• _Exercise details_:
Reproduce all the lines exactly as they stand, apart from the pictures.

··· Data supplied ···

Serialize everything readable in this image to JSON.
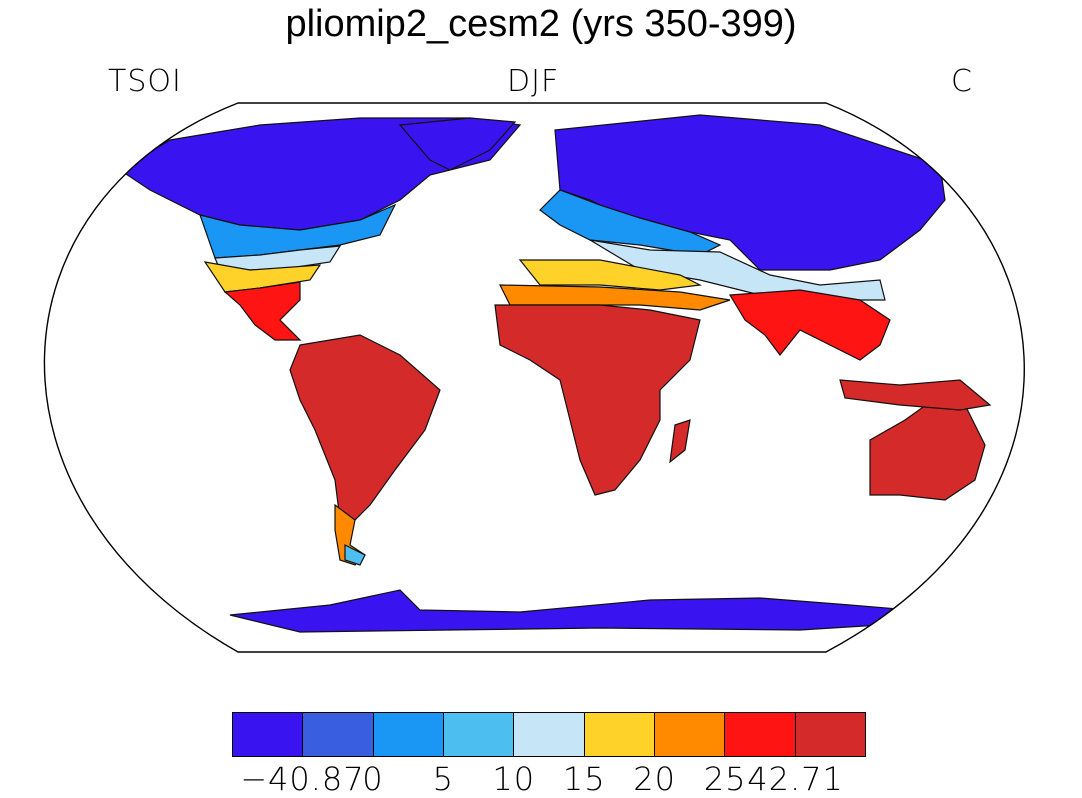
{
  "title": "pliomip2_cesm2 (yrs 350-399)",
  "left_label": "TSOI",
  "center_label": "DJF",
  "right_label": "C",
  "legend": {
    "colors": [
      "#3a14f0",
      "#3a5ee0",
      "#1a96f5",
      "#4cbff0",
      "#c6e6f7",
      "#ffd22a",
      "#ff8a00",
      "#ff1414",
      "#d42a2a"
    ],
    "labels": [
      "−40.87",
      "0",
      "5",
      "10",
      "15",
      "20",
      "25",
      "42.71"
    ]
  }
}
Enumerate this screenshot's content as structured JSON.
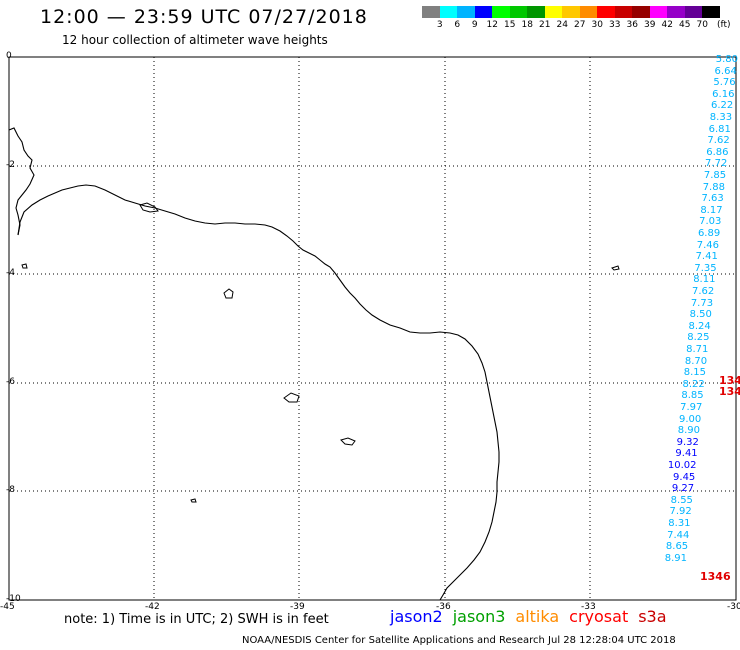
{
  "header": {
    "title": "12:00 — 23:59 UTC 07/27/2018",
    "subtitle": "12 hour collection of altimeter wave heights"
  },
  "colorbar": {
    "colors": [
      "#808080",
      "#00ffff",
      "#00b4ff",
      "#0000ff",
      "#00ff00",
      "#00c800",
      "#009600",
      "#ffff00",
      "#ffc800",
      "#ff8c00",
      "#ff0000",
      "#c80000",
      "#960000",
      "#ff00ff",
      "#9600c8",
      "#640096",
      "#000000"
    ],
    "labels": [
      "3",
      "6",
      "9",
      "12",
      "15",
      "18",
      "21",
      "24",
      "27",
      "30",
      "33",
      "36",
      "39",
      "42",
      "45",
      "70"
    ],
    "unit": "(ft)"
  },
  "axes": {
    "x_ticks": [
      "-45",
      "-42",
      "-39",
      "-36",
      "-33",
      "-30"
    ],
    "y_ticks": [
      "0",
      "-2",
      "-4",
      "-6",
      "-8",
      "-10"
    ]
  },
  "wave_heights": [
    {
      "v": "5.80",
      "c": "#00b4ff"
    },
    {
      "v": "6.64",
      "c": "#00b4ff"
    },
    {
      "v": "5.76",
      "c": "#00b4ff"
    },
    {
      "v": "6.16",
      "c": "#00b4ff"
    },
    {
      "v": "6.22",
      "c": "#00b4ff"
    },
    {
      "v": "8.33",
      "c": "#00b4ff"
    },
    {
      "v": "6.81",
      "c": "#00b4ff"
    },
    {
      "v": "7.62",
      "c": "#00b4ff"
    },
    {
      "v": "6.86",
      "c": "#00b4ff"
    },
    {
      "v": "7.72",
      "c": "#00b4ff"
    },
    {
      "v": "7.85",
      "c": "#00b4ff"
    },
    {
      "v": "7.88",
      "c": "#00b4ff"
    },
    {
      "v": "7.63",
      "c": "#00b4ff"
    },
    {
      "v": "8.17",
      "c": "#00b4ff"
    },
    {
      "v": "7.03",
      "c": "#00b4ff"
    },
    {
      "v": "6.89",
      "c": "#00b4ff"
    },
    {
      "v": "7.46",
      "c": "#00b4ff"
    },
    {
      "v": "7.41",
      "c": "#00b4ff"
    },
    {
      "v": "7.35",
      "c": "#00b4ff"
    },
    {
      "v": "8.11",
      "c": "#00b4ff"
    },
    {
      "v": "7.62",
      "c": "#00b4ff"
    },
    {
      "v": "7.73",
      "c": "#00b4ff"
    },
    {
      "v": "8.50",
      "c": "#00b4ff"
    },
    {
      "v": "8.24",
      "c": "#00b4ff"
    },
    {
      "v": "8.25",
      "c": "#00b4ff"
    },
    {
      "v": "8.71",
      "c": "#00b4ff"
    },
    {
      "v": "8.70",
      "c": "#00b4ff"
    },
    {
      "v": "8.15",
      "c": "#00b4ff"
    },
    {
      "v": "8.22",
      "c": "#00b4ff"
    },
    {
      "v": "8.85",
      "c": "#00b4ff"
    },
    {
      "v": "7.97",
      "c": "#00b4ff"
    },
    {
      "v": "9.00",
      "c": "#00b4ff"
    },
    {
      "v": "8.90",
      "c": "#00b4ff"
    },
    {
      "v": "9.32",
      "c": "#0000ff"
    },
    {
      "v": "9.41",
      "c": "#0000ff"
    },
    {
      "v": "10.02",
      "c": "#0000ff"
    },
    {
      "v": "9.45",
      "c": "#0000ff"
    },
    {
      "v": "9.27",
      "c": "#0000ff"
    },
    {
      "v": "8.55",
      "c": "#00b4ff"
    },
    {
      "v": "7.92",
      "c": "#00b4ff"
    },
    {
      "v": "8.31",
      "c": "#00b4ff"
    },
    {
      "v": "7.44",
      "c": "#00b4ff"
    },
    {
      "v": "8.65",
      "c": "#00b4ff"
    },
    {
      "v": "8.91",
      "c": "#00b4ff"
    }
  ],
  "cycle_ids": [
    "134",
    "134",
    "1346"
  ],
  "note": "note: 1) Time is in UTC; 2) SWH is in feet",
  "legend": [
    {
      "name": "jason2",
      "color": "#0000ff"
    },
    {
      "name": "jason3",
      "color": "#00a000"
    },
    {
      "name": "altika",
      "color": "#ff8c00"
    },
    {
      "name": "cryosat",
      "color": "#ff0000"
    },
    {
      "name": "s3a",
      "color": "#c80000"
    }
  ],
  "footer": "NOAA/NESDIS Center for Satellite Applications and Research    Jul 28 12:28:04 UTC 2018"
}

···

• _Answer to the problem_:
Serialize everything readable in this image to JSON.
{
  "title": "pliomip2_cesm2 (yrs 350-399)",
  "left_label": "TSOI",
  "center_label": "DJF",
  "right_label": "C",
  "legend": {
    "colors": [
      "#3a14f0",
      "#3a5ee0",
      "#1a96f5",
      "#4cbff0",
      "#c6e6f7",
      "#ffd22a",
      "#ff8a00",
      "#ff1414",
      "#d42a2a"
    ],
    "labels": [
      "−40.87",
      "0",
      "5",
      "10",
      "15",
      "20",
      "25",
      "42.71"
    ]
  }
}
Enumerate this screenshot's content as structured JSON.
{
  "header": {
    "title": "12:00 — 23:59 UTC 07/27/2018",
    "subtitle": "12 hour collection of altimeter wave heights"
  },
  "colorbar": {
    "colors": [
      "#808080",
      "#00ffff",
      "#00b4ff",
      "#0000ff",
      "#00ff00",
      "#00c800",
      "#009600",
      "#ffff00",
      "#ffc800",
      "#ff8c00",
      "#ff0000",
      "#c80000",
      "#960000",
      "#ff00ff",
      "#9600c8",
      "#640096",
      "#000000"
    ],
    "labels": [
      "3",
      "6",
      "9",
      "12",
      "15",
      "18",
      "21",
      "24",
      "27",
      "30",
      "33",
      "36",
      "39",
      "42",
      "45",
      "70"
    ],
    "unit": "(ft)"
  },
  "axes": {
    "x_ticks": [
      "-45",
      "-42",
      "-39",
      "-36",
      "-33",
      "-30"
    ],
    "y_ticks": [
      "0",
      "-2",
      "-4",
      "-6",
      "-8",
      "-10"
    ]
  },
  "wave_heights": [
    {
      "v": "5.80",
      "c": "#00b4ff"
    },
    {
      "v": "6.64",
      "c": "#00b4ff"
    },
    {
      "v": "5.76",
      "c": "#00b4ff"
    },
    {
      "v": "6.16",
      "c": "#00b4ff"
    },
    {
      "v": "6.22",
      "c": "#00b4ff"
    },
    {
      "v": "8.33",
      "c": "#00b4ff"
    },
    {
      "v": "6.81",
      "c": "#00b4ff"
    },
    {
      "v": "7.62",
      "c": "#00b4ff"
    },
    {
      "v": "6.86",
      "c": "#00b4ff"
    },
    {
      "v": "7.72",
      "c": "#00b4ff"
    },
    {
      "v": "7.85",
      "c": "#00b4ff"
    },
    {
      "v": "7.88",
      "c": "#00b4ff"
    },
    {
      "v": "7.63",
      "c": "#00b4ff"
    },
    {
      "v": "8.17",
      "c": "#00b4ff"
    },
    {
      "v": "7.03",
      "c": "#00b4ff"
    },
    {
      "v": "6.89",
      "c": "#00b4ff"
    },
    {
      "v": "7.46",
      "c": "#00b4ff"
    },
    {
      "v": "7.41",
      "c": "#00b4ff"
    },
    {
      "v": "7.35",
      "c": "#00b4ff"
    },
    {
      "v": "8.11",
      "c": "#00b4ff"
    },
    {
      "v": "7.62",
      "c": "#00b4ff"
    },
    {
      "v": "7.73",
      "c": "#00b4ff"
    },
    {
      "v": "8.50",
      "c": "#00b4ff"
    },
    {
      "v": "8.24",
      "c": "#00b4ff"
    },
    {
      "v": "8.25",
      "c": "#00b4ff"
    },
    {
      "v": "8.71",
      "c": "#00b4ff"
    },
    {
      "v": "8.70",
      "c": "#00b4ff"
    },
    {
      "v": "8.15",
      "c": "#00b4ff"
    },
    {
      "v": "8.22",
      "c": "#00b4ff"
    },
    {
      "v": "8.85",
      "c": "#00b4ff"
    },
    {
      "v": "7.97",
      "c": "#00b4ff"
    },
    {
      "v": "9.00",
      "c": "#00b4ff"
    },
    {
      "v": "8.90",
      "c": "#00b4ff"
    },
    {
      "v": "9.32",
      "c": "#0000ff"
    },
    {
      "v": "9.41",
      "c": "#0000ff"
    },
    {
      "v": "10.02",
      "c": "#0000ff"
    },
    {
      "v": "9.45",
      "c": "#0000ff"
    },
    {
      "v": "9.27",
      "c": "#0000ff"
    },
    {
      "v": "8.55",
      "c": "#00b4ff"
    },
    {
      "v": "7.92",
      "c": "#00b4ff"
    },
    {
      "v": "8.31",
      "c": "#00b4ff"
    },
    {
      "v": "7.44",
      "c": "#00b4ff"
    },
    {
      "v": "8.65",
      "c": "#00b4ff"
    },
    {
      "v": "8.91",
      "c": "#00b4ff"
    }
  ],
  "cycle_ids": [
    "134",
    "134",
    "1346"
  ],
  "note": "note: 1) Time is in UTC; 2) SWH is in feet",
  "legend": [
    {
      "name": "jason2",
      "color": "#0000ff"
    },
    {
      "name": "jason3",
      "color": "#00a000"
    },
    {
      "name": "altika",
      "color": "#ff8c00"
    },
    {
      "name": "cryosat",
      "color": "#ff0000"
    },
    {
      "name": "s3a",
      "color": "#c80000"
    }
  ],
  "footer": "NOAA/NESDIS Center for Satellite Applications and Research    Jul 28 12:28:04 UTC 2018"
}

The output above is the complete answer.